▸ Exercise prompt:
Search the material for "badge" and show all lines that contain it.

## Start

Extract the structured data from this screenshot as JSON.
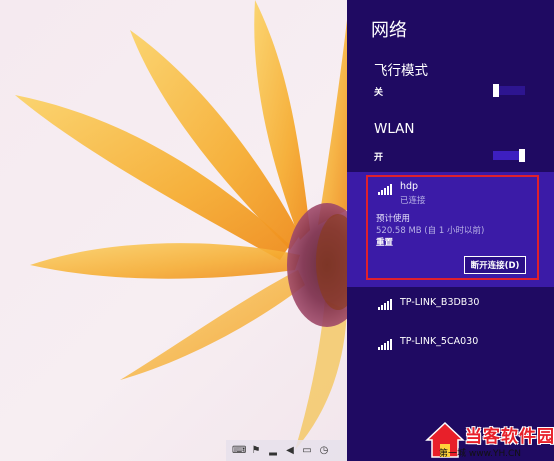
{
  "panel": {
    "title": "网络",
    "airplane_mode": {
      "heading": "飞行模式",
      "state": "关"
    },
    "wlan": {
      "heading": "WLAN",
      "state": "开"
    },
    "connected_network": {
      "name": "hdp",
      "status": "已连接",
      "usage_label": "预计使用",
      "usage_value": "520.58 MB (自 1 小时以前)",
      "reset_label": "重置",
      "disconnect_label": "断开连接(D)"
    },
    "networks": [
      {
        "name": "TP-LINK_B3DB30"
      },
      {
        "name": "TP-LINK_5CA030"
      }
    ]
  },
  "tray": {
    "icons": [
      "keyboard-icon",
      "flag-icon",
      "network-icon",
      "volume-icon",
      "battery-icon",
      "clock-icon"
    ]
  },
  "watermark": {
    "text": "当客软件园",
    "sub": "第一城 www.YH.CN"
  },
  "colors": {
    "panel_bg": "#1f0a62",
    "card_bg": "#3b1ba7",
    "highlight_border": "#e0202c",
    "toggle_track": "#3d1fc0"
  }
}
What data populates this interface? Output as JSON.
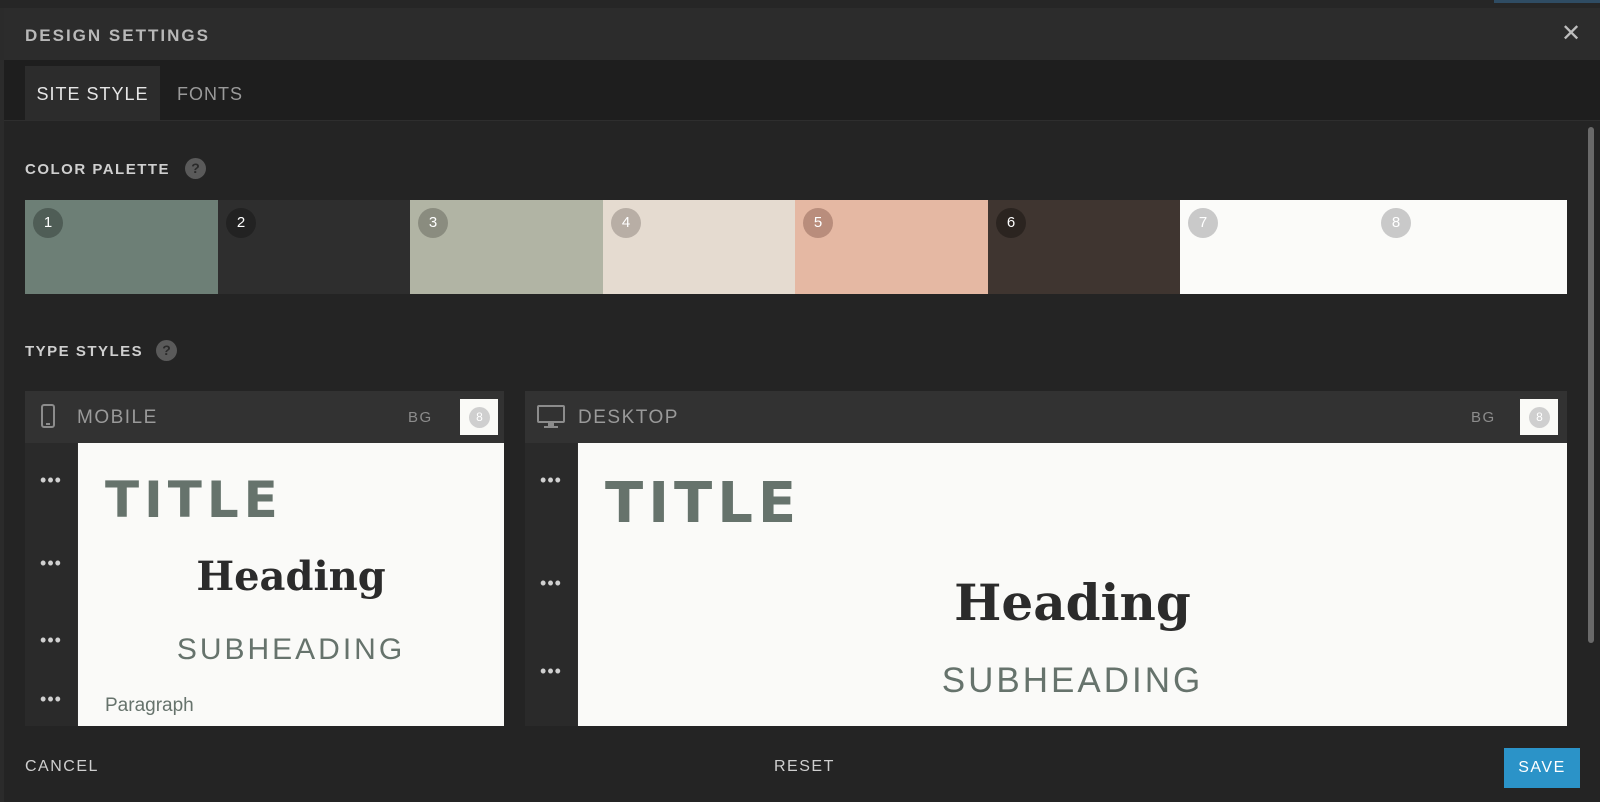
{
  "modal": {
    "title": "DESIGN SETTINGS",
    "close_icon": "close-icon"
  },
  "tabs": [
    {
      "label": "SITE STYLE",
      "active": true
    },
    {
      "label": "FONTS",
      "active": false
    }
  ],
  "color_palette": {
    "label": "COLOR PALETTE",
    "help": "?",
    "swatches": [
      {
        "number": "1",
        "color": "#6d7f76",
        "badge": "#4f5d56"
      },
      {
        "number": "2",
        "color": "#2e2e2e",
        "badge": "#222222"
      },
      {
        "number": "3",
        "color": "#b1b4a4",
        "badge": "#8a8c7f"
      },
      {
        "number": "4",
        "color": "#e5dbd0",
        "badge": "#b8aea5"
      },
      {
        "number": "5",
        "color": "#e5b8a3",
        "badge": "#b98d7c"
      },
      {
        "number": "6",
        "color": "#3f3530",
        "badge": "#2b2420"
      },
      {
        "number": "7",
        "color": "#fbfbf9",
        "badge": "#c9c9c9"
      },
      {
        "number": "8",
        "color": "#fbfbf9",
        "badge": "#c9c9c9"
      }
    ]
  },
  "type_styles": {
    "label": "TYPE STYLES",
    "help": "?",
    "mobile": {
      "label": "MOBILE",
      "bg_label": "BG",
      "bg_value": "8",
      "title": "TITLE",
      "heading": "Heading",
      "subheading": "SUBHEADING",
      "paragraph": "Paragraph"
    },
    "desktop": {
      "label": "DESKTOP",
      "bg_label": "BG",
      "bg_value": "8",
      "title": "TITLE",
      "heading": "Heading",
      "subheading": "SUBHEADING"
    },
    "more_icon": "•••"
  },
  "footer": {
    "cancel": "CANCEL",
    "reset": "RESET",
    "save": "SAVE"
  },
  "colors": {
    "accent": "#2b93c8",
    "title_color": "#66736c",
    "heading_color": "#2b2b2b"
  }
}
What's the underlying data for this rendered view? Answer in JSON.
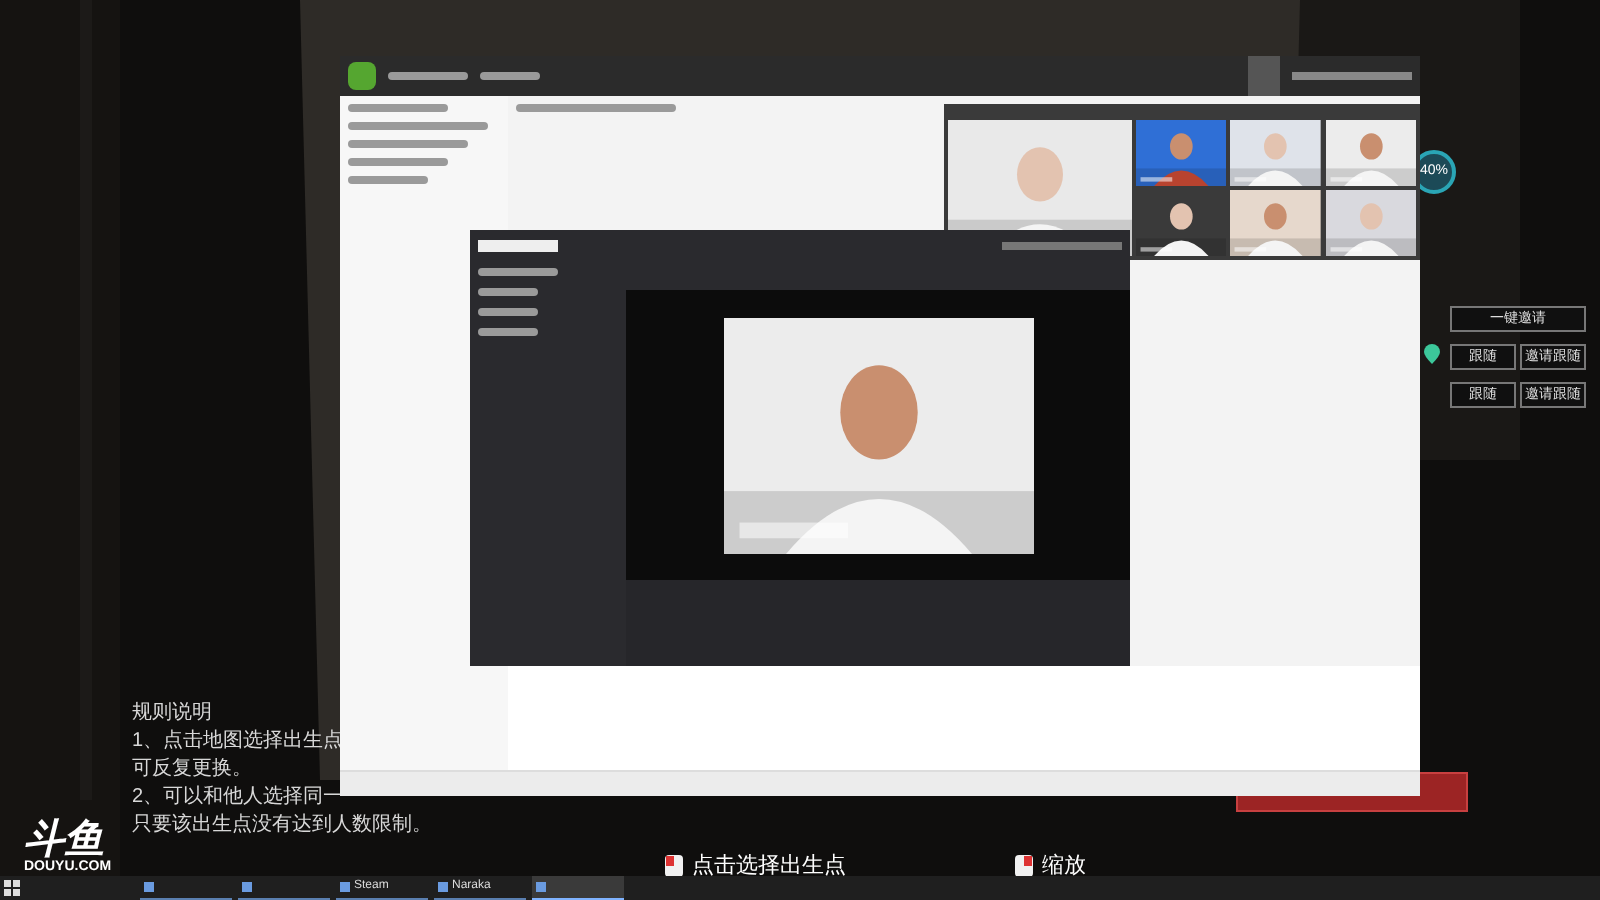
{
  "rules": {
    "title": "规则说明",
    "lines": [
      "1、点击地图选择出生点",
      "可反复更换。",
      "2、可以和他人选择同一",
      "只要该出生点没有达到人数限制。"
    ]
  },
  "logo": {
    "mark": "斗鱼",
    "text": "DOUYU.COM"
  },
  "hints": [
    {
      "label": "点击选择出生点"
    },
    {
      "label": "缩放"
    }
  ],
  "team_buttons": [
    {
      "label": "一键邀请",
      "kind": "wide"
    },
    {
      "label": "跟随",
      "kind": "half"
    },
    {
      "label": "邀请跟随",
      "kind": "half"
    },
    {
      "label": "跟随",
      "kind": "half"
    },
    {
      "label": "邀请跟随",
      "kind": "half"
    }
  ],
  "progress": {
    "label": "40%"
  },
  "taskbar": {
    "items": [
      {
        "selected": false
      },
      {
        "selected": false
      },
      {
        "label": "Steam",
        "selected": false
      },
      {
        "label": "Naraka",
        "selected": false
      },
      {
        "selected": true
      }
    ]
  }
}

## End

▸ Task result:
        "badge": "#4f5d56"
        "badge": "#222222"
        "badge": "#8a8c7f"
        "badge": "#b8aea5"
        "badge": "#b98d7c"
        "badge": "#2b2420"
        "badge": "#c9c9c9"
        "badge": "#c9c9c9"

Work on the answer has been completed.